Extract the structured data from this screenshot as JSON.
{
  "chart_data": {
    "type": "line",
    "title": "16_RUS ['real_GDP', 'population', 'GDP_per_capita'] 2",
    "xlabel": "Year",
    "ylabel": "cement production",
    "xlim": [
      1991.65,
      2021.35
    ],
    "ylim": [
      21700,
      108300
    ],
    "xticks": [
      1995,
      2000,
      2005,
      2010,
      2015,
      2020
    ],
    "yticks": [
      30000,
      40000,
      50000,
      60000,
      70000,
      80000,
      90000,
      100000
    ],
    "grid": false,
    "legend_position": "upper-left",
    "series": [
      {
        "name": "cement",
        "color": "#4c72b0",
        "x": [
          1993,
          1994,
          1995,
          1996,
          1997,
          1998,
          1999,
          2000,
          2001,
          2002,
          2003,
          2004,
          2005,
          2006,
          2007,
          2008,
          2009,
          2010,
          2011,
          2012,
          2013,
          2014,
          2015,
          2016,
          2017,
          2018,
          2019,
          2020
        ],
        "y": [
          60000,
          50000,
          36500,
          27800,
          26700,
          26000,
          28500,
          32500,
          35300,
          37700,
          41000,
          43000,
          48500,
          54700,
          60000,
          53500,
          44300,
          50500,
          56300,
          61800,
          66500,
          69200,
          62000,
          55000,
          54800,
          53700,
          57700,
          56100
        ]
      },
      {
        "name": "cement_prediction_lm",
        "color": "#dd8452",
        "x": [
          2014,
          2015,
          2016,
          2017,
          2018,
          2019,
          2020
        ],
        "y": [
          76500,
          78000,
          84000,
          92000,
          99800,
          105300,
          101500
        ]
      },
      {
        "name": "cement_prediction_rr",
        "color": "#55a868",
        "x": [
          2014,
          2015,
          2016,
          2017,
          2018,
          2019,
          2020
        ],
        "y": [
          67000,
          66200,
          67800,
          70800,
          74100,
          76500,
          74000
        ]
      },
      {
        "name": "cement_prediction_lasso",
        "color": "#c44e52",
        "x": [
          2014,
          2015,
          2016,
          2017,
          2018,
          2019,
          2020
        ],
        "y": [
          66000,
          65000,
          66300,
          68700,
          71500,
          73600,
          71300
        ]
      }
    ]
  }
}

- _STATED PROBLEM_: Write the entire listing out again, word for word.

- _TASK ANSWER_:
Extract the structured data from this screenshot as JSON.
{
  "chart_data": {
    "type": "line",
    "title": "16_RUS ['real_GDP', 'population', 'GDP_per_capita'] 2",
    "xlabel": "Year",
    "ylabel": "cement production",
    "xlim": [
      1991.65,
      2021.35
    ],
    "ylim": [
      21700,
      108300
    ],
    "xticks": [
      1995,
      2000,
      2005,
      2010,
      2015,
      2020
    ],
    "yticks": [
      30000,
      40000,
      50000,
      60000,
      70000,
      80000,
      90000,
      100000
    ],
    "grid": false,
    "legend_position": "upper-left",
    "series": [
      {
        "name": "cement",
        "color": "#4c72b0",
        "x": [
          1993,
          1994,
          1995,
          1996,
          1997,
          1998,
          1999,
          2000,
          2001,
          2002,
          2003,
          2004,
          2005,
          2006,
          2007,
          2008,
          2009,
          2010,
          2011,
          2012,
          2013,
          2014,
          2015,
          2016,
          2017,
          2018,
          2019,
          2020
        ],
        "y": [
          60000,
          50000,
          36500,
          27800,
          26700,
          26000,
          28500,
          32500,
          35300,
          37700,
          41000,
          43000,
          48500,
          54700,
          60000,
          53500,
          44300,
          50500,
          56300,
          61800,
          66500,
          69200,
          62000,
          55000,
          54800,
          53700,
          57700,
          56100
        ]
      },
      {
        "name": "cement_prediction_lm",
        "color": "#dd8452",
        "x": [
          2014,
          2015,
          2016,
          2017,
          2018,
          2019,
          2020
        ],
        "y": [
          76500,
          78000,
          84000,
          92000,
          99800,
          105300,
          101500
        ]
      },
      {
        "name": "cement_prediction_rr",
        "color": "#55a868",
        "x": [
          2014,
          2015,
          2016,
          2017,
          2018,
          2019,
          2020
        ],
        "y": [
          67000,
          66200,
          67800,
          70800,
          74100,
          76500,
          74000
        ]
      },
      {
        "name": "cement_prediction_lasso",
        "color": "#c44e52",
        "x": [
          2014,
          2015,
          2016,
          2017,
          2018,
          2019,
          2020
        ],
        "y": [
          66000,
          65000,
          66300,
          68700,
          71500,
          73600,
          71300
        ]
      }
    ]
  }
}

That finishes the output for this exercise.